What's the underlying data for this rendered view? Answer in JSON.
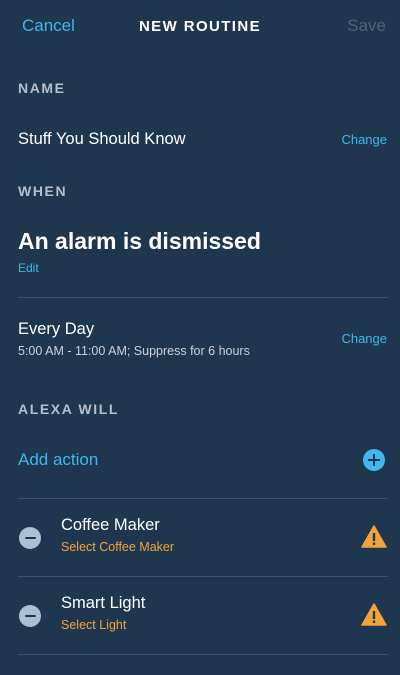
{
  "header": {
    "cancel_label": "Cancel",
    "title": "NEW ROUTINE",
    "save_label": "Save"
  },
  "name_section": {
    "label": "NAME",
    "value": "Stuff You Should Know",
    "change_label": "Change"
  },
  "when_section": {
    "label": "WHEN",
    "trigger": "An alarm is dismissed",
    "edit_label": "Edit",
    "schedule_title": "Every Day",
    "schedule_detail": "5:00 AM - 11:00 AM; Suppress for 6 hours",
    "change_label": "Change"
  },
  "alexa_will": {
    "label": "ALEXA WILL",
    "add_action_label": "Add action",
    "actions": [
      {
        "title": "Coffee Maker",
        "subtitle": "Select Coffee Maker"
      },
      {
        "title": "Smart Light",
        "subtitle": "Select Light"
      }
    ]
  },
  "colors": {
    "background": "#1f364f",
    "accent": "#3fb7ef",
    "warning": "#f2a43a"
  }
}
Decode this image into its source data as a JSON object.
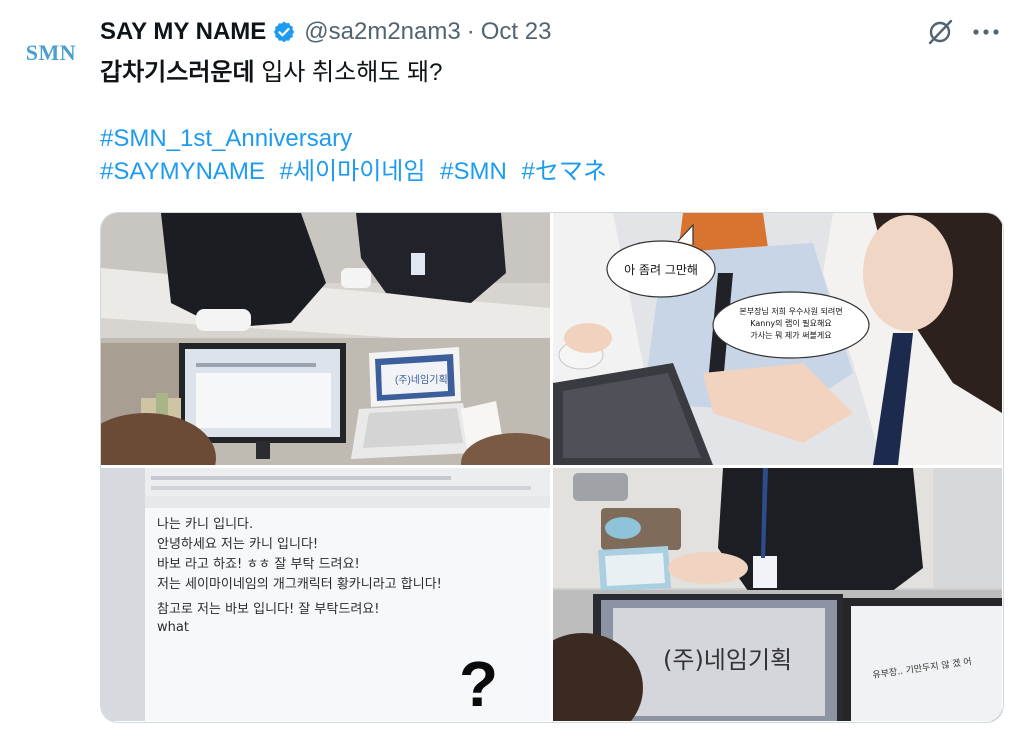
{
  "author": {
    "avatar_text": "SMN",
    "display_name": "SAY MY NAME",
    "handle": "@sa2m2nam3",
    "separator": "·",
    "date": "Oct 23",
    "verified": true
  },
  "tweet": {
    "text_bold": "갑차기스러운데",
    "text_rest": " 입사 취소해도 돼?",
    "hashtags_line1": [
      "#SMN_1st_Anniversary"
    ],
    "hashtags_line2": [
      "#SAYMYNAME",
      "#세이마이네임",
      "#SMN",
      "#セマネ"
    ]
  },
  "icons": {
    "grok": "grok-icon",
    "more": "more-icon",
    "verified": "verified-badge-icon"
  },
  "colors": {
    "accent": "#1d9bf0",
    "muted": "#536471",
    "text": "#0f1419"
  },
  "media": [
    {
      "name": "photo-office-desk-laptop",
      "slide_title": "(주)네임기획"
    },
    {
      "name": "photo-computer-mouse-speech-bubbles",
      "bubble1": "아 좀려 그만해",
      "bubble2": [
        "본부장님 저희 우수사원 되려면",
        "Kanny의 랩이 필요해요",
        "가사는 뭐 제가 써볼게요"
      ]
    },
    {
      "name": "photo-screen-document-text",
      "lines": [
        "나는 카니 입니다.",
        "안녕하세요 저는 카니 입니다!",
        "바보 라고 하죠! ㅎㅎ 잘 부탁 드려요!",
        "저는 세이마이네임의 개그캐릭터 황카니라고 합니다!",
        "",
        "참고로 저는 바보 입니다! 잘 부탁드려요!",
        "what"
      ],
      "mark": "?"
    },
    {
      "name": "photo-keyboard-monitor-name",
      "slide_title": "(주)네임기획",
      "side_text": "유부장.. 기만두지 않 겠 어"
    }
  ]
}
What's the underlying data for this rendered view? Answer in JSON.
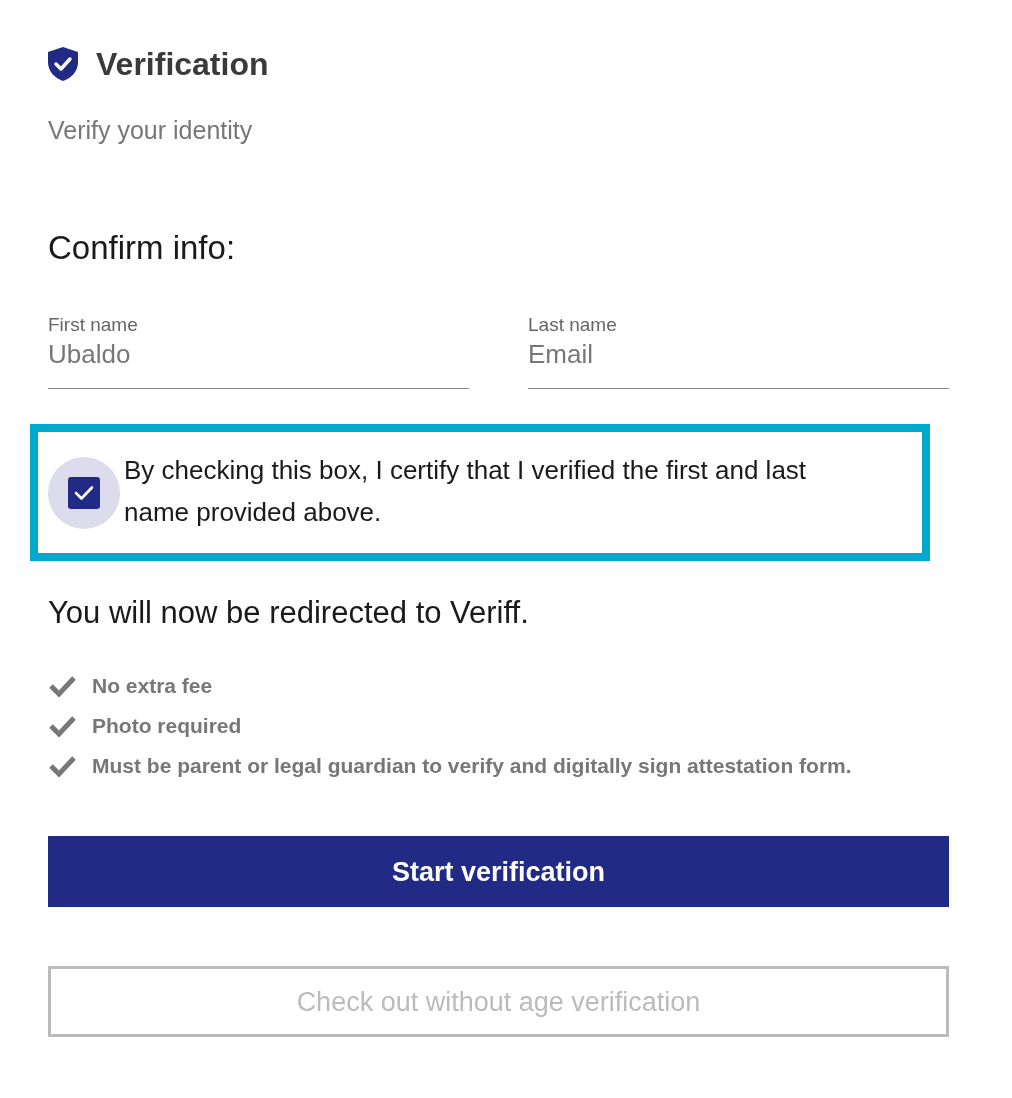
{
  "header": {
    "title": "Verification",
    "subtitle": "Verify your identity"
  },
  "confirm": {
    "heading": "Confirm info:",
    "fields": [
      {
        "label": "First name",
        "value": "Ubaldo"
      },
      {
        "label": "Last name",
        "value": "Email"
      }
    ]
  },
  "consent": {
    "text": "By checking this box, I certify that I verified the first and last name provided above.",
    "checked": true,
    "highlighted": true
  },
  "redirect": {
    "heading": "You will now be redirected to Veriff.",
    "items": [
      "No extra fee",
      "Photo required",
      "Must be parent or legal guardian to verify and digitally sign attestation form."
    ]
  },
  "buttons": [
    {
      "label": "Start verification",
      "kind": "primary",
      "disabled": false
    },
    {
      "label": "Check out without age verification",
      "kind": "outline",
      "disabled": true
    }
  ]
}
+++
# [WHAT TO PRODUCE]
Every line above should be returned word for word, with the pictures left behind.

# [RESULT]
What's the underlying data for this rendered view? Answer in JSON.
{
  "header": {
    "cancel_label": "Cancel",
    "title": "NEW ROUTINE",
    "save_label": "Save"
  },
  "name_section": {
    "label": "NAME",
    "value": "Stuff You Should Know",
    "change_label": "Change"
  },
  "when_section": {
    "label": "WHEN",
    "trigger": "An alarm is dismissed",
    "edit_label": "Edit",
    "schedule_title": "Every Day",
    "schedule_detail": "5:00 AM - 11:00 AM; Suppress for 6 hours",
    "change_label": "Change"
  },
  "alexa_will": {
    "label": "ALEXA WILL",
    "add_action_label": "Add action",
    "actions": [
      {
        "title": "Coffee Maker",
        "subtitle": "Select Coffee Maker"
      },
      {
        "title": "Smart Light",
        "subtitle": "Select Light"
      }
    ]
  },
  "colors": {
    "background": "#1f364f",
    "accent": "#3fb7ef",
    "warning": "#f2a43a"
  }
}
Decode this image into its source data as a JSON object.
{
  "author": {
    "avatar_text": "SMN",
    "display_name": "SAY MY NAME",
    "handle": "@sa2m2nam3",
    "separator": "·",
    "date": "Oct 23",
    "verified": true
  },
  "tweet": {
    "text_bold": "갑차기스러운데",
    "text_rest": " 입사 취소해도 돼?",
    "hashtags_line1": [
      "#SMN_1st_Anniversary"
    ],
    "hashtags_line2": [
      "#SAYMYNAME",
      "#세이마이네임",
      "#SMN",
      "#セマネ"
    ]
  },
  "icons": {
    "grok": "grok-icon",
    "more": "more-icon",
    "verified": "verified-badge-icon"
  },
  "colors": {
    "accent": "#1d9bf0",
    "muted": "#536471",
    "text": "#0f1419"
  },
  "media": [
    {
      "name": "photo-office-desk-laptop",
      "slide_title": "(주)네임기획"
    },
    {
      "name": "photo-computer-mouse-speech-bubbles",
      "bubble1": "아 좀려 그만해",
      "bubble2": [
        "본부장님 저희 우수사원 되려면",
        "Kanny의 랩이 필요해요",
        "가사는 뭐 제가 써볼게요"
      ]
    },
    {
      "name": "photo-screen-document-text",
      "lines": [
        "나는 카니 입니다.",
        "안녕하세요 저는 카니 입니다!",
        "바보 라고 하죠! ㅎㅎ 잘 부탁 드려요!",
        "저는 세이마이네임의 개그캐릭터 황카니라고 합니다!",
        "",
        "참고로 저는 바보 입니다! 잘 부탁드려요!",
        "what"
      ],
      "mark": "?"
    },
    {
      "name": "photo-keyboard-monitor-name",
      "slide_title": "(주)네임기획",
      "side_text": "유부장.. 기만두지 않 겠 어"
    }
  ]
}
What's the underlying data for this rendered view? Answer in JSON.
{
  "header": {
    "title": "Verification",
    "subtitle": "Verify your identity"
  },
  "confirm": {
    "heading": "Confirm info:",
    "fields": [
      {
        "label": "First name",
        "value": "Ubaldo"
      },
      {
        "label": "Last name",
        "value": "Email"
      }
    ]
  },
  "consent": {
    "text": "By checking this box, I certify that I verified the first and last name provided above.",
    "checked": true,
    "highlighted": true
  },
  "redirect": {
    "heading": "You will now be redirected to Veriff.",
    "items": [
      "No extra fee",
      "Photo required",
      "Must be parent or legal guardian to verify and digitally sign attestation form."
    ]
  },
  "buttons": [
    {
      "label": "Start verification",
      "kind": "primary",
      "disabled": false
    },
    {
      "label": "Check out without age verification",
      "kind": "outline",
      "disabled": true
    }
  ]
}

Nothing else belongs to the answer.